--- Records shown ---
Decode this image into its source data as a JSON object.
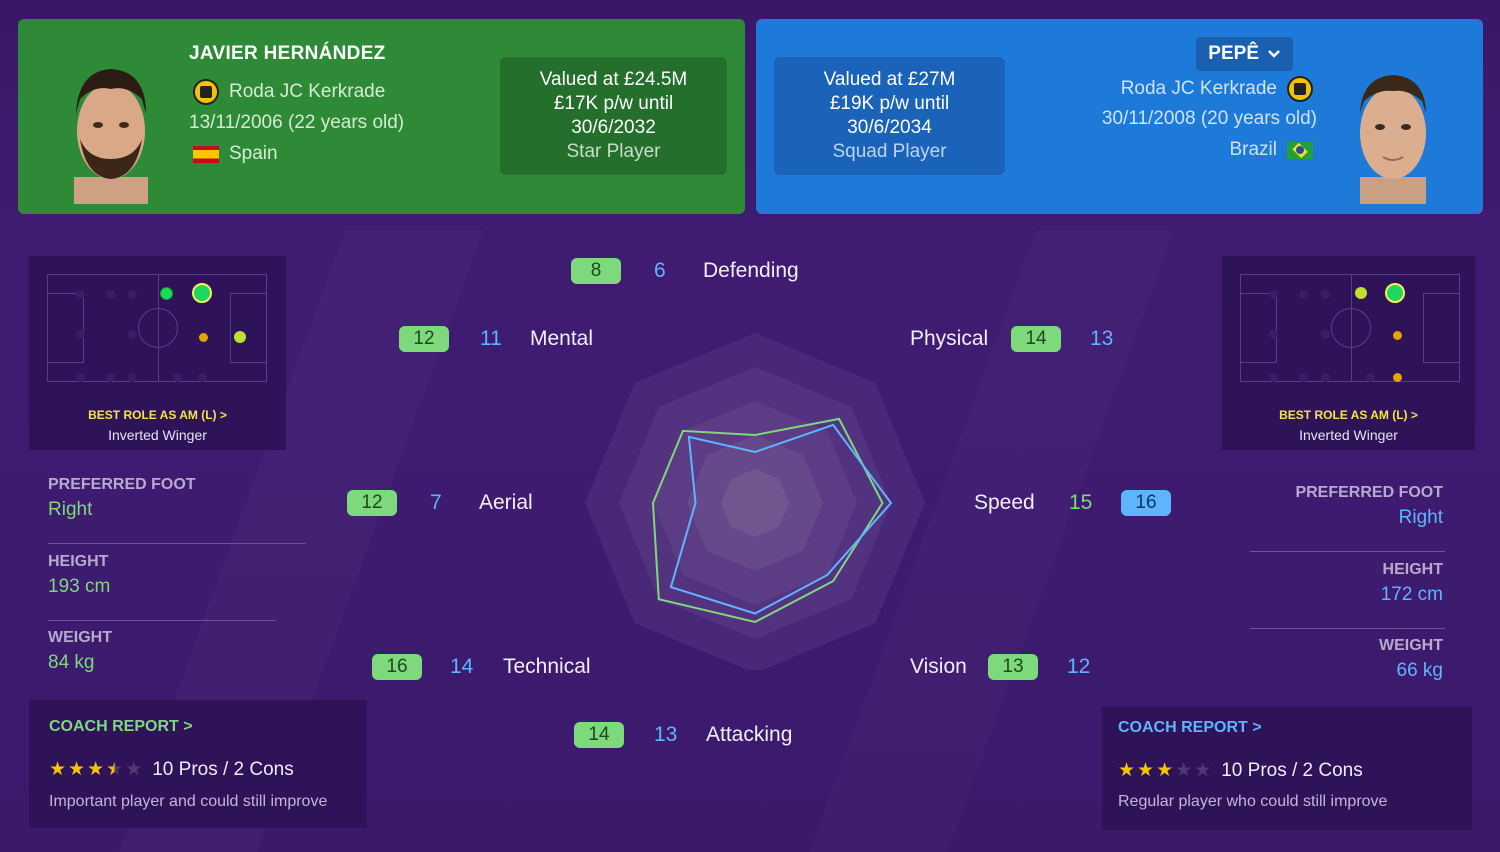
{
  "left_player": {
    "name": "JAVIER HERNÁNDEZ",
    "club": "Roda JC Kerkrade",
    "dob": "13/11/2006 (22 years old)",
    "nation": "Spain",
    "value_line1": "Valued at £24.5M",
    "value_line2": "£17K p/w until",
    "value_line3": "30/6/2032",
    "status": "Star Player",
    "best_role_title": "BEST ROLE AS AM (L) >",
    "best_role": "Inverted Winger",
    "preferred_foot_label": "PREFERRED FOOT",
    "preferred_foot": "Right",
    "height_label": "HEIGHT",
    "height": "193 cm",
    "weight_label": "WEIGHT",
    "weight": "84 kg",
    "coach_title": "COACH REPORT >",
    "stars": 3.5,
    "pros_cons": "10 Pros / 2 Cons",
    "coach_desc": "Important player and could still improve"
  },
  "right_player": {
    "name": "PEPÊ",
    "club": "Roda JC Kerkrade",
    "dob": "30/11/2008 (20 years old)",
    "nation": "Brazil",
    "value_line1": "Valued at £27M",
    "value_line2": "£19K p/w until",
    "value_line3": "30/6/2034",
    "status": "Squad Player",
    "best_role_title": "BEST ROLE AS AM (L) >",
    "best_role": "Inverted Winger",
    "preferred_foot_label": "PREFERRED FOOT",
    "preferred_foot": "Right",
    "height_label": "HEIGHT",
    "height": "172 cm",
    "weight_label": "WEIGHT",
    "weight": "66 kg",
    "coach_title": "COACH REPORT >",
    "stars": 3,
    "pros_cons": "10 Pros / 2 Cons",
    "coach_desc": "Regular player who could still improve"
  },
  "colors": {
    "left_accent": "#7ed87c",
    "right_accent": "#5fb4ff",
    "left_card": "#2f8a37",
    "right_card": "#1e7ad8",
    "background": "#3d1a6e"
  },
  "radar": {
    "attributes": [
      {
        "name": "Defending",
        "left": "8",
        "right": "6"
      },
      {
        "name": "Physical",
        "left": "14",
        "right": "13"
      },
      {
        "name": "Speed",
        "left": "15",
        "right": "16"
      },
      {
        "name": "Vision",
        "left": "13",
        "right": "12"
      },
      {
        "name": "Attacking",
        "left": "14",
        "right": "13"
      },
      {
        "name": "Technical",
        "left": "16",
        "right": "14"
      },
      {
        "name": "Aerial",
        "left": "12",
        "right": "7"
      },
      {
        "name": "Mental",
        "left": "12",
        "right": "11"
      }
    ]
  }
}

--- Directions ---
Copy the entries exactly. Leave out the images.

--- Solution to this exercise ---
Decode this image into its source data as a JSON object.
{
  "left_player": {
    "name": "JAVIER HERNÁNDEZ",
    "club": "Roda JC Kerkrade",
    "dob": "13/11/2006 (22 years old)",
    "nation": "Spain",
    "value_line1": "Valued at £24.5M",
    "value_line2": "£17K p/w until",
    "value_line3": "30/6/2032",
    "status": "Star Player",
    "best_role_title": "BEST ROLE AS AM (L) >",
    "best_role": "Inverted Winger",
    "preferred_foot_label": "PREFERRED FOOT",
    "preferred_foot": "Right",
    "height_label": "HEIGHT",
    "height": "193 cm",
    "weight_label": "WEIGHT",
    "weight": "84 kg",
    "coach_title": "COACH REPORT >",
    "stars": 3.5,
    "pros_cons": "10 Pros / 2 Cons",
    "coach_desc": "Important player and could still improve"
  },
  "right_player": {
    "name": "PEPÊ",
    "club": "Roda JC Kerkrade",
    "dob": "30/11/2008 (20 years old)",
    "nation": "Brazil",
    "value_line1": "Valued at £27M",
    "value_line2": "£19K p/w until",
    "value_line3": "30/6/2034",
    "status": "Squad Player",
    "best_role_title": "BEST ROLE AS AM (L) >",
    "best_role": "Inverted Winger",
    "preferred_foot_label": "PREFERRED FOOT",
    "preferred_foot": "Right",
    "height_label": "HEIGHT",
    "height": "172 cm",
    "weight_label": "WEIGHT",
    "weight": "66 kg",
    "coach_title": "COACH REPORT >",
    "stars": 3,
    "pros_cons": "10 Pros / 2 Cons",
    "coach_desc": "Regular player who could still improve"
  },
  "colors": {
    "left_accent": "#7ed87c",
    "right_accent": "#5fb4ff",
    "left_card": "#2f8a37",
    "right_card": "#1e7ad8",
    "background": "#3d1a6e"
  },
  "radar": {
    "attributes": [
      {
        "name": "Defending",
        "left": "8",
        "right": "6"
      },
      {
        "name": "Physical",
        "left": "14",
        "right": "13"
      },
      {
        "name": "Speed",
        "left": "15",
        "right": "16"
      },
      {
        "name": "Vision",
        "left": "13",
        "right": "12"
      },
      {
        "name": "Attacking",
        "left": "14",
        "right": "13"
      },
      {
        "name": "Technical",
        "left": "16",
        "right": "14"
      },
      {
        "name": "Aerial",
        "left": "12",
        "right": "7"
      },
      {
        "name": "Mental",
        "left": "12",
        "right": "11"
      }
    ]
  }
}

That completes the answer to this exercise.